:: READING PASSAGE ::

Lower Mortgage Rates Nudge Up Buyer Demand While Potential Sellers Sit Tight

Modest borrowing cost relief inches up home sales. The average 30-year fixed rate mortgage decreased from a 2024 peak of 7.1 percent in May to the mid-6 percent range by late August. That downshift brought some buyers off the sidelines in July, with existing home sales rising by 1.4 percent month-over-month. Still, the uptick in purchases was mild as sales velocity remained down by about 1.6 percent compared with the trailing-year average. As many homeowners have mortgages locked in well below the current market rate, the modest relief is having little impact on motivating sell-side activity. The number of existing homes for sale fell to an eight-month low in July, and that market tightness escalated prices. Nationwide, the median cost of an existing house rose by 4.2 percent year-over-year to an all-time high of $412,400, maintaining steep affordability constraints.


Looser labor market may further stunt mobility. Unemployment in the U.S. climbed by 80 basis points annually to an almost three-year high of 4.3 percent in July 2024. While that rate is low from a historic perspective, the substantial lift and weaker-than-expected job growth reflects a cooling employment market. A softer labor environment may dissuade potential home sellers from pursuing major life moves that result in listing a house, keeping inventory tight. At the same time, a weaker employment climate has garnered the attention of the Federal Reserve, making an interest rate cut in September a likely scenario. Lower borrowing costs may fuel rising homebuyer demand, but mild sell-side activity could reinforce prices and offset mortgage rate relief.

:: DATASET EXTRACT ::
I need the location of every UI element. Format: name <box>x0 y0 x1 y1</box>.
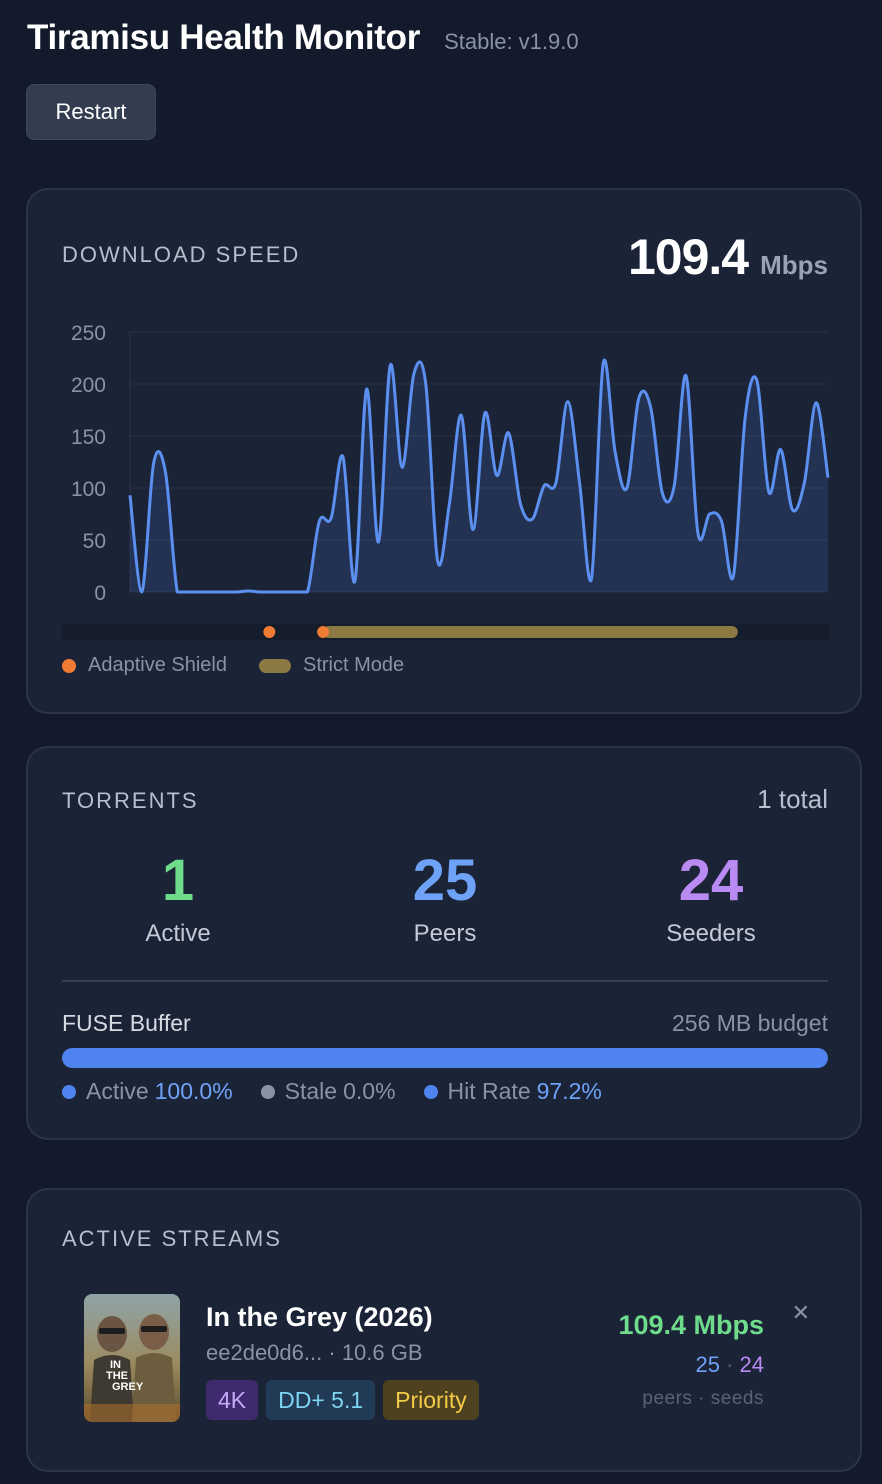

:: GIVEN EXERCISE 1 ::
Name every calendar month mentioned in the housing market report, listing each one once.
:: GIVEN EXERCISE 2 ::
Transcribe the housing market report word for word from "Looser labor market" up to and including "mortgage rate relief.".
The material is separate from the housing market report.

:: FULL ANSWER 1 ::
May, July, August, September

:: FULL ANSWER 2 ::
Looser labor market may further stunt mobility. Unemployment in the U.S. climbed by 80 basis points annually to an almost three-year high of 4.3 percent in July 2024. While that rate is low from a historic perspective, the substantial lift and weaker-than-expected job growth reflects a cooling employment market. A softer labor environment may dissuade potential home sellers from pursuing major life moves that result in listing a house, keeping inventory tight. At the same time, a weaker employment climate has garnered the attention of the Federal Reserve, making an interest rate cut in September a likely scenario. Lower borrowing costs may fuel rising homebuyer demand, but mild sell-side activity could reinforce prices and offset mortgage rate relief.